REQUIREMENT
Track down each line that has the word "Millionen" and copy it.

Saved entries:
═══
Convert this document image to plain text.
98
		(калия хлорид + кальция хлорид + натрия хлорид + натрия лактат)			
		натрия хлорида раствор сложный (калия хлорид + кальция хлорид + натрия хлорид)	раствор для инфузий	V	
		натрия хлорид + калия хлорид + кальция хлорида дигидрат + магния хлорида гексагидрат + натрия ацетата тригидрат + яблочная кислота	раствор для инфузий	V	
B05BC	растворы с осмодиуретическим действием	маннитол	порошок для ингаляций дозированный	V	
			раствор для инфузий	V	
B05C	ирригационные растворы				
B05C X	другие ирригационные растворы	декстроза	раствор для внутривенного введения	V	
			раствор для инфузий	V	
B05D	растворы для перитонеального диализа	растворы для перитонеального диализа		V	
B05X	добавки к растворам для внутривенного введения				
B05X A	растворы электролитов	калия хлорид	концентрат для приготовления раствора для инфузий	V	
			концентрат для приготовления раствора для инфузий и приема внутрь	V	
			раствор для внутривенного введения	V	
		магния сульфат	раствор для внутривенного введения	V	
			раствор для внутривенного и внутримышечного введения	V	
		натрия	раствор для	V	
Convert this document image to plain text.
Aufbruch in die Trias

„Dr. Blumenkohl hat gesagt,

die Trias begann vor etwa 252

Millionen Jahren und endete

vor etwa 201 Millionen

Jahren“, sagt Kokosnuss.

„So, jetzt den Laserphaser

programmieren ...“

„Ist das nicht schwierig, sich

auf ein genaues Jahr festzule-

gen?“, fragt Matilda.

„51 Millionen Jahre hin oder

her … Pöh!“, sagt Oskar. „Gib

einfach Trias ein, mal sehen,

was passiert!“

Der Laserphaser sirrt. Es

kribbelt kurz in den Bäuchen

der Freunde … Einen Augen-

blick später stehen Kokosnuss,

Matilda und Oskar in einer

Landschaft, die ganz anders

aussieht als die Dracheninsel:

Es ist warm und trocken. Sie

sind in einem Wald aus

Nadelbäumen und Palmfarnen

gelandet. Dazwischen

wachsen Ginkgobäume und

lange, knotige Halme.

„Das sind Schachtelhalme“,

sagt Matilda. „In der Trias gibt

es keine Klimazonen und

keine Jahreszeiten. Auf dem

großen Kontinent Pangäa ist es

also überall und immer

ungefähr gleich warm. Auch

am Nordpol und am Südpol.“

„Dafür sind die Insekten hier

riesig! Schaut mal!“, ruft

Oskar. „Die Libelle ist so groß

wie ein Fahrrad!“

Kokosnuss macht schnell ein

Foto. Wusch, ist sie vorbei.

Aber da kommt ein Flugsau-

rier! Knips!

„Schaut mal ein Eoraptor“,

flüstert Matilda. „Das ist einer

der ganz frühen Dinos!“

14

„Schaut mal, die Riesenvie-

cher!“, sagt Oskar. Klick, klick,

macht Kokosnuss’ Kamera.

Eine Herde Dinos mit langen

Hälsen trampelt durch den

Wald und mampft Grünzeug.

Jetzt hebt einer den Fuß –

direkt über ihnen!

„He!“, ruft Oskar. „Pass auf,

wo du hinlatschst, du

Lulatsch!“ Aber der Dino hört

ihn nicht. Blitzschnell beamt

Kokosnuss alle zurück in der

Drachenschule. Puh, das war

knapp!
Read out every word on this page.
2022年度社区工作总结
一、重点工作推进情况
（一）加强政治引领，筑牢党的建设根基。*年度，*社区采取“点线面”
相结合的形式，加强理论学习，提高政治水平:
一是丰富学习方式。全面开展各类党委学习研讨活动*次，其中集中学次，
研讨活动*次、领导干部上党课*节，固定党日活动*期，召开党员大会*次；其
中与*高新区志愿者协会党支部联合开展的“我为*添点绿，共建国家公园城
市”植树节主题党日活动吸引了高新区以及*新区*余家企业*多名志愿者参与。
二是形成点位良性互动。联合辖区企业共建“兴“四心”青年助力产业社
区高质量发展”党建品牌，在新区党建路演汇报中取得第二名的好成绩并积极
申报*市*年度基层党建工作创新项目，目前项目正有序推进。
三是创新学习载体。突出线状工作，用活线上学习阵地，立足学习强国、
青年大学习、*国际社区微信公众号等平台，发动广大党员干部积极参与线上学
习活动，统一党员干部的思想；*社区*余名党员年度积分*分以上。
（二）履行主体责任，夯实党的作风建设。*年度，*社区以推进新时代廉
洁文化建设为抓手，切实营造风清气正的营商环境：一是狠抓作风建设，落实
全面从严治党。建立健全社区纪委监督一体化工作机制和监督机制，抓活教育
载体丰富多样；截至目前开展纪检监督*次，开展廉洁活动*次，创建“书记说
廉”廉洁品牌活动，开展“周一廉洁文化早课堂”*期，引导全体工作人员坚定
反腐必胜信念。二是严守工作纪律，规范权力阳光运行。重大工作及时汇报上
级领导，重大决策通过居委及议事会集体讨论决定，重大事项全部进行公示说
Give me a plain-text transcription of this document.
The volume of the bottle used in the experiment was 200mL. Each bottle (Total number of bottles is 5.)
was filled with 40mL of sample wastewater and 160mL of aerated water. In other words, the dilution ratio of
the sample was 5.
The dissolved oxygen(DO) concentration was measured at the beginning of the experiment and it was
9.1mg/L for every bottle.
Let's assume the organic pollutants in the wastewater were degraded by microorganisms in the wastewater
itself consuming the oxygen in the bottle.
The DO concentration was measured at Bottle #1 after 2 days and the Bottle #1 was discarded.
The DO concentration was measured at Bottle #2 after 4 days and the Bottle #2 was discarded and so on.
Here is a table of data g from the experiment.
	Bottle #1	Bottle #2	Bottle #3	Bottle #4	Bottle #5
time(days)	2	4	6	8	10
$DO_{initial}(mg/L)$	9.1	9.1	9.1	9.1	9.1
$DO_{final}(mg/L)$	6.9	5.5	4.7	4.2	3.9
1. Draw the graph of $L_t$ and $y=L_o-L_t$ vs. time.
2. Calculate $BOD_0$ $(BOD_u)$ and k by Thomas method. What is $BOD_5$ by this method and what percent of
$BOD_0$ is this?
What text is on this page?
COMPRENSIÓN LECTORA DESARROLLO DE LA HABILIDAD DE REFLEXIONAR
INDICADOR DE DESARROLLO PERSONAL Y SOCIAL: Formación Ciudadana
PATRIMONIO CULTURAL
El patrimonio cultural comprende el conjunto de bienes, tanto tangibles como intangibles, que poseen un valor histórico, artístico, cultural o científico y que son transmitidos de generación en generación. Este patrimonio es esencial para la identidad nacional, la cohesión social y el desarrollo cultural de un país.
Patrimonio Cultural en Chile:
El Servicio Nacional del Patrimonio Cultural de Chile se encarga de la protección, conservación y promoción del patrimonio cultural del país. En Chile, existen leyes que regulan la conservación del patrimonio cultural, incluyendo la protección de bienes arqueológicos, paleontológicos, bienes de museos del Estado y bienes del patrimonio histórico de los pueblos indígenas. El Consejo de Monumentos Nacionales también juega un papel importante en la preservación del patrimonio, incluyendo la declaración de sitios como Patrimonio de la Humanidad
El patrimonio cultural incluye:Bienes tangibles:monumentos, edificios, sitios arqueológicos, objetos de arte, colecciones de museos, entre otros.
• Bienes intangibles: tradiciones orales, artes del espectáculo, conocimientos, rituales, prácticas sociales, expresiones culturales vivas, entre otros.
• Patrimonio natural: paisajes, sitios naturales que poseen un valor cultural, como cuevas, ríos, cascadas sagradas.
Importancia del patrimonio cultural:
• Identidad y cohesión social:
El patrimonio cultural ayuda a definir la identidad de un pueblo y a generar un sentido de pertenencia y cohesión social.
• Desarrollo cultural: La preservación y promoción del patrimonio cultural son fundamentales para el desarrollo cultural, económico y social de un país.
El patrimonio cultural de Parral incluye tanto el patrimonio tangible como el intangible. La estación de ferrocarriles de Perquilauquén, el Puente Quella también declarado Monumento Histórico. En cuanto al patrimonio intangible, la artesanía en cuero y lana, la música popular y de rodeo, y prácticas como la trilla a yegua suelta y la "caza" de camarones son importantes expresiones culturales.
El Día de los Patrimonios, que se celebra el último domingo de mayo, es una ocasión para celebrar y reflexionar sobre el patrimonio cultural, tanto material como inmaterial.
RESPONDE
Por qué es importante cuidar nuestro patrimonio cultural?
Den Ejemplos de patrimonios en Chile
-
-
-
═══
THE COMPLETED TASK
Millionen Jahren und endete
vor etwa 201 Millionen
„51 Millionen Jahre hin oder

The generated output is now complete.